(Extracts from a graphics dataset)
>> START

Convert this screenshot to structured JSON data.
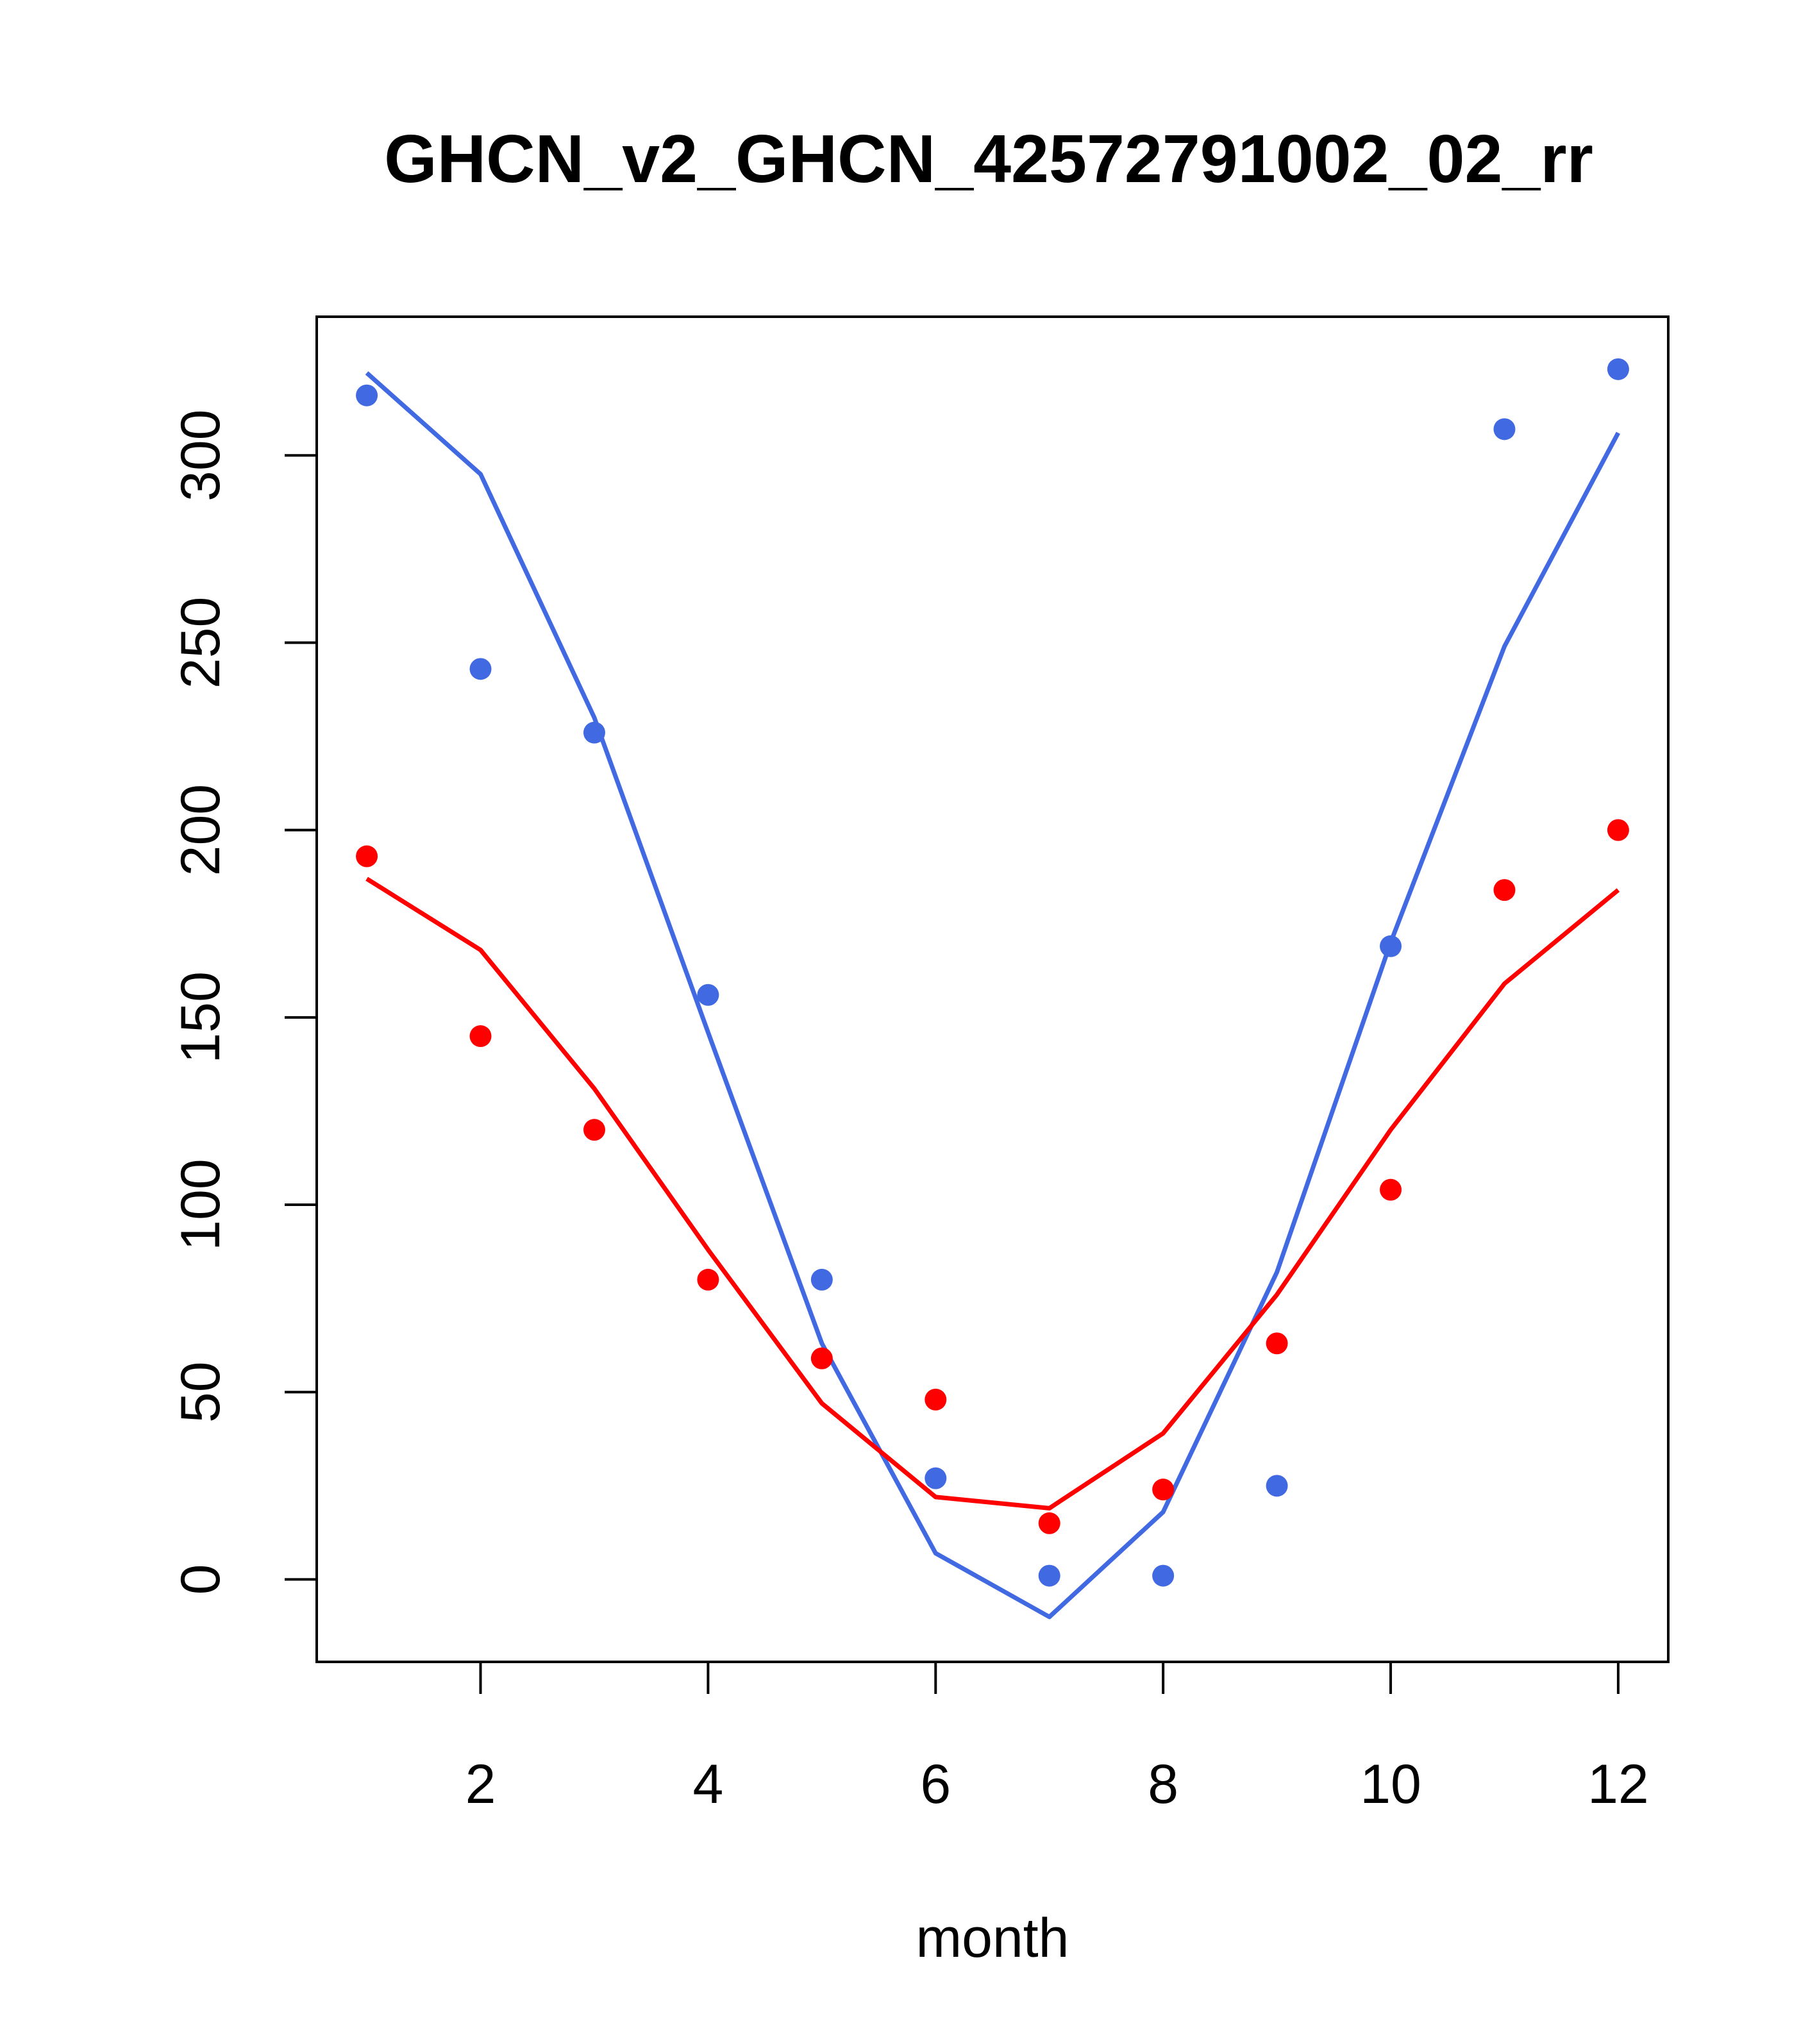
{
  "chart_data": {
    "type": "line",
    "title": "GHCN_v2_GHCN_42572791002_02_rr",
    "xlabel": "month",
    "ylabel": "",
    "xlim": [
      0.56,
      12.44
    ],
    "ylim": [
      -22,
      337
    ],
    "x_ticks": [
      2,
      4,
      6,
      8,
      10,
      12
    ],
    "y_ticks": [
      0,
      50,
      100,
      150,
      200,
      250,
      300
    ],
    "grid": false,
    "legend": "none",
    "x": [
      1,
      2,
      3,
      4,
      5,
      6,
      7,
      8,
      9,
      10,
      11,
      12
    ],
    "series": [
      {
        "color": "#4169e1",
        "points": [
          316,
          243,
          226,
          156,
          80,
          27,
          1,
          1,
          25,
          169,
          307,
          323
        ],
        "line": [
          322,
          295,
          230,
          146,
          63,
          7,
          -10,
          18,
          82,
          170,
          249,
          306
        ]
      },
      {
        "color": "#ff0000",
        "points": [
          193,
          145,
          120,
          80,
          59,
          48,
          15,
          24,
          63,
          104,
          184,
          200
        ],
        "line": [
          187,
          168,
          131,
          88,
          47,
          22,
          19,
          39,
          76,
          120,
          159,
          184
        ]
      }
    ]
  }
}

>> END

_Task prompt:_
A faithful copy of the records above is needed, with the pictures left out.

_Solution for this task:_
Convert this screenshot to structured JSON data.
{
  "chart_data": {
    "type": "line",
    "title": "GHCN_v2_GHCN_42572791002_02_rr",
    "xlabel": "month",
    "ylabel": "",
    "xlim": [
      0.56,
      12.44
    ],
    "ylim": [
      -22,
      337
    ],
    "x_ticks": [
      2,
      4,
      6,
      8,
      10,
      12
    ],
    "y_ticks": [
      0,
      50,
      100,
      150,
      200,
      250,
      300
    ],
    "grid": false,
    "legend": "none",
    "x": [
      1,
      2,
      3,
      4,
      5,
      6,
      7,
      8,
      9,
      10,
      11,
      12
    ],
    "series": [
      {
        "color": "#4169e1",
        "points": [
          316,
          243,
          226,
          156,
          80,
          27,
          1,
          1,
          25,
          169,
          307,
          323
        ],
        "line": [
          322,
          295,
          230,
          146,
          63,
          7,
          -10,
          18,
          82,
          170,
          249,
          306
        ]
      },
      {
        "color": "#ff0000",
        "points": [
          193,
          145,
          120,
          80,
          59,
          48,
          15,
          24,
          63,
          104,
          184,
          200
        ],
        "line": [
          187,
          168,
          131,
          88,
          47,
          22,
          19,
          39,
          76,
          120,
          159,
          184
        ]
      }
    ]
  }
}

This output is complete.